# Excerpted records start
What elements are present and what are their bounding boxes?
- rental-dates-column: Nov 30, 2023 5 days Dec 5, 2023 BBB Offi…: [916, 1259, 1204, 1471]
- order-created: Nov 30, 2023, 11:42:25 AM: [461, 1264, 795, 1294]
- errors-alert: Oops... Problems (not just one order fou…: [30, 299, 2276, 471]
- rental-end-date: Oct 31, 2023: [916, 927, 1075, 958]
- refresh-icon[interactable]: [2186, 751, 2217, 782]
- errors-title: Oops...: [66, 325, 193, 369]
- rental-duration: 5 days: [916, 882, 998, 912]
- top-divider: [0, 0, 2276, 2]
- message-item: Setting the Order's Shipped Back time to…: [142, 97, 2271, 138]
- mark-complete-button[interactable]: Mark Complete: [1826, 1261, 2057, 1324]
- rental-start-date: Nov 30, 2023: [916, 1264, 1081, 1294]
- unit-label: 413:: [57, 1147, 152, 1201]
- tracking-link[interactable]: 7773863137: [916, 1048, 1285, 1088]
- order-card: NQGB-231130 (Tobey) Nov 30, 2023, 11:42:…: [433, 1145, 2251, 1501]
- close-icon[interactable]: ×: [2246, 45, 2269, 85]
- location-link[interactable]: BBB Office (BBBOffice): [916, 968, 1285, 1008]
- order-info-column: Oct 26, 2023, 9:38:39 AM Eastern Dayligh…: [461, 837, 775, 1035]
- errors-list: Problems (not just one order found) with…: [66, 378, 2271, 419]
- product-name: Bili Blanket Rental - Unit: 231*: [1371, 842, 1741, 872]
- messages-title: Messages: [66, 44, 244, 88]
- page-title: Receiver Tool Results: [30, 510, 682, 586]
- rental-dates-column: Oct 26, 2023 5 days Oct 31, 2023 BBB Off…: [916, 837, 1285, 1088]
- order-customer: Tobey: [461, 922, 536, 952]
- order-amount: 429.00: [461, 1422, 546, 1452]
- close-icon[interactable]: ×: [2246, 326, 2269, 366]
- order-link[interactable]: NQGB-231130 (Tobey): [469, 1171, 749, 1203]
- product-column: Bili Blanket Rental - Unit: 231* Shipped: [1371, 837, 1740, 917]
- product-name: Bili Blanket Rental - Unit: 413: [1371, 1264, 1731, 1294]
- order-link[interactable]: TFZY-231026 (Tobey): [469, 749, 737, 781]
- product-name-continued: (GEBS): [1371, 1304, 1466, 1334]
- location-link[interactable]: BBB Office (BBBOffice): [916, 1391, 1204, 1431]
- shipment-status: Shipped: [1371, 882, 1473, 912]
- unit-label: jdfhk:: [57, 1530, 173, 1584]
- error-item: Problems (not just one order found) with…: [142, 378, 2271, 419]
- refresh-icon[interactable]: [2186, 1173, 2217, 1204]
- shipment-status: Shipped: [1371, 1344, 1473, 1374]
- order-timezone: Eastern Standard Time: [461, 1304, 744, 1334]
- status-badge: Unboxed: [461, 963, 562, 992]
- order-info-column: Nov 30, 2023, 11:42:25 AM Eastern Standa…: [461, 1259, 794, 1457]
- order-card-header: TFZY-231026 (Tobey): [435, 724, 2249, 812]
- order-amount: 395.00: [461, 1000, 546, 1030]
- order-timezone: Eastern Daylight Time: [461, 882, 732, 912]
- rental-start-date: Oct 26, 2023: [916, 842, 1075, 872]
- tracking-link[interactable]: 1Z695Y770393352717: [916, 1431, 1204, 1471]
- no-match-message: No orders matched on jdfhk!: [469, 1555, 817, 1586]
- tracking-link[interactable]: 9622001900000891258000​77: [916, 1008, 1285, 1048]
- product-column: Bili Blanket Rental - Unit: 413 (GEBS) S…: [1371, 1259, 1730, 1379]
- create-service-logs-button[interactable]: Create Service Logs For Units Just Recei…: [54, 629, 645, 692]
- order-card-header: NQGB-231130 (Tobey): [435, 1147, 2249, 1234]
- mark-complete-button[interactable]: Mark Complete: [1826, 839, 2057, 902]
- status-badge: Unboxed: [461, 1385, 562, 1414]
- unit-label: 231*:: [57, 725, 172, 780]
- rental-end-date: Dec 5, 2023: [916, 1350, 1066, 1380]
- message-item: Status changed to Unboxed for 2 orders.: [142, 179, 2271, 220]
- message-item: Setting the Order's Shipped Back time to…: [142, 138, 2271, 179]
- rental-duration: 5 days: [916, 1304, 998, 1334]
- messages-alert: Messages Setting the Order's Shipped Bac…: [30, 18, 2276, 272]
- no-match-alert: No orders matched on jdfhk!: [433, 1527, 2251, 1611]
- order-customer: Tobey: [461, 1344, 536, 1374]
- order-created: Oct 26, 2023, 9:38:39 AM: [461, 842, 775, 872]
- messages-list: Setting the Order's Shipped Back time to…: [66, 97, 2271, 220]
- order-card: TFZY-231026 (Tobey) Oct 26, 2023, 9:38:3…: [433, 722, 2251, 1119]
# Excerpted records end
**What is required**.
Reproduce all of the material above line for line, without changing any character.

**Complete response**.
What elements are present and what are their bounding boxes?
- rental-dates-column: Nov 30, 2023 5 days Dec 5, 2023 BBB Offi…: [916, 1259, 1204, 1471]
- order-created: Nov 30, 2023, 11:42:25 AM: [461, 1264, 795, 1294]
- errors-alert: Oops... Problems (not just one order fou…: [30, 299, 2276, 471]
- rental-end-date: Oct 31, 2023: [916, 927, 1075, 958]
- refresh-icon[interactable]: [2186, 751, 2217, 782]
- errors-title: Oops...: [66, 325, 193, 369]
- rental-duration: 5 days: [916, 882, 998, 912]
- top-divider: [0, 0, 2276, 2]
- message-item: Setting the Order's Shipped Back time to…: [142, 97, 2271, 138]
- mark-complete-button[interactable]: Mark Complete: [1826, 1261, 2057, 1324]
- rental-start-date: Nov 30, 2023: [916, 1264, 1081, 1294]
- unit-label: 413:: [57, 1147, 152, 1201]
- tracking-link[interactable]: 7773863137: [916, 1048, 1285, 1088]
- order-card: NQGB-231130 (Tobey) Nov 30, 2023, 11:42:…: [433, 1145, 2251, 1501]
- close-icon[interactable]: ×: [2246, 45, 2269, 85]
- location-link[interactable]: BBB Office (BBBOffice): [916, 968, 1285, 1008]
- order-info-column: Oct 26, 2023, 9:38:39 AM Eastern Dayligh…: [461, 837, 775, 1035]
- errors-list: Problems (not just one order found) with…: [66, 378, 2271, 419]
- product-name: Bili Blanket Rental - Unit: 231*: [1371, 842, 1741, 872]
- messages-title: Messages: [66, 44, 244, 88]
- page-title: Receiver Tool Results: [30, 510, 682, 586]
- rental-dates-column: Oct 26, 2023 5 days Oct 31, 2023 BBB Off…: [916, 837, 1285, 1088]
- order-customer: Tobey: [461, 922, 536, 952]
- order-amount: 429.00: [461, 1422, 546, 1452]
- close-icon[interactable]: ×: [2246, 326, 2269, 366]
- order-link[interactable]: NQGB-231130 (Tobey): [469, 1171, 749, 1203]
- product-column: Bili Blanket Rental - Unit: 231* Shipped: [1371, 837, 1740, 917]
- product-name: Bili Blanket Rental - Unit: 413: [1371, 1264, 1731, 1294]
- order-link[interactable]: TFZY-231026 (Tobey): [469, 749, 737, 781]
- product-name-continued: (GEBS): [1371, 1304, 1466, 1334]
- location-link[interactable]: BBB Office (BBBOffice): [916, 1391, 1204, 1431]
- shipment-status: Shipped: [1371, 882, 1473, 912]
- unit-label: jdfhk:: [57, 1530, 173, 1584]
- error-item: Problems (not just one order found) with…: [142, 378, 2271, 419]
- refresh-icon[interactable]: [2186, 1173, 2217, 1204]
- shipment-status: Shipped: [1371, 1344, 1473, 1374]
- order-timezone: Eastern Standard Time: [461, 1304, 744, 1334]
- status-badge: Unboxed: [461, 963, 562, 992]
- order-info-column: Nov 30, 2023, 11:42:25 AM Eastern Standa…: [461, 1259, 794, 1457]
- order-card-header: TFZY-231026 (Tobey): [435, 724, 2249, 812]
- order-amount: 395.00: [461, 1000, 546, 1030]
- order-timezone: Eastern Daylight Time: [461, 882, 732, 912]
- rental-start-date: Oct 26, 2023: [916, 842, 1075, 872]
- tracking-link[interactable]: 1Z695Y770393352717: [916, 1431, 1204, 1471]
- no-match-message: No orders matched on jdfhk!: [469, 1555, 817, 1586]
- tracking-link[interactable]: 9622001900000891258000​77: [916, 1008, 1285, 1048]
- product-column: Bili Blanket Rental - Unit: 413 (GEBS) S…: [1371, 1259, 1730, 1379]
- create-service-logs-button[interactable]: Create Service Logs For Units Just Recei…: [54, 629, 645, 692]
- order-card-header: NQGB-231130 (Tobey): [435, 1147, 2249, 1234]
- mark-complete-button[interactable]: Mark Complete: [1826, 839, 2057, 902]
- status-badge: Unboxed: [461, 1385, 562, 1414]
- unit-label: 231*:: [57, 725, 172, 780]
- rental-end-date: Dec 5, 2023: [916, 1350, 1066, 1380]
- message-item: Status changed to Unboxed for 2 orders.: [142, 179, 2271, 220]
- message-item: Setting the Order's Shipped Back time to…: [142, 138, 2271, 179]
- rental-duration: 5 days: [916, 1304, 998, 1334]
- messages-alert: Messages Setting the Order's Shipped Bac…: [30, 18, 2276, 272]
- no-match-alert: No orders matched on jdfhk!: [433, 1527, 2251, 1611]
- order-customer: Tobey: [461, 1344, 536, 1374]
- order-created: Oct 26, 2023, 9:38:39 AM: [461, 842, 775, 872]
- messages-list: Setting the Order's Shipped Back time to…: [66, 97, 2271, 220]
- order-card: TFZY-231026 (Tobey) Oct 26, 2023, 9:38:3…: [433, 722, 2251, 1119]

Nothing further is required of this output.